# Start of Supplied records

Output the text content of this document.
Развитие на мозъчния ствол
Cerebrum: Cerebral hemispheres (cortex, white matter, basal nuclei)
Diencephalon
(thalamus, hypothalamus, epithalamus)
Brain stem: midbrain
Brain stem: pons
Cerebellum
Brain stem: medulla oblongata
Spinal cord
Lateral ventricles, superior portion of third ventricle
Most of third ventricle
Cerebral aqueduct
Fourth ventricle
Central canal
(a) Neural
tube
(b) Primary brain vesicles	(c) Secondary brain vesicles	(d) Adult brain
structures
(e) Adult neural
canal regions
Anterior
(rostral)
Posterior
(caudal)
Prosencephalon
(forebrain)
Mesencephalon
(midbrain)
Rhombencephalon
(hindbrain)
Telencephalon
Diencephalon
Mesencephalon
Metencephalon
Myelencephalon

# End of Supplied records

Do this – Return the material exactly as it stands.

The completed task –
Output the text content of this document.
Развитие на мозъчния ствол
Cerebrum: Cerebral hemispheres (cortex, white matter, basal nuclei)
Diencephalon
(thalamus, hypothalamus, epithalamus)
Brain stem: midbrain
Brain stem: pons
Cerebellum
Brain stem: medulla oblongata
Spinal cord
Lateral ventricles, superior portion of third ventricle
Most of third ventricle
Cerebral aqueduct
Fourth ventricle
Central canal
(a) Neural
tube
(b) Primary brain vesicles	(c) Secondary brain vesicles	(d) Adult brain
structures
(e) Adult neural
canal regions
Anterior
(rostral)
Posterior
(caudal)
Prosencephalon
(forebrain)
Mesencephalon
(midbrain)
Rhombencephalon
(hindbrain)
Telencephalon
Diencephalon
Mesencephalon
Metencephalon
Myelencephalon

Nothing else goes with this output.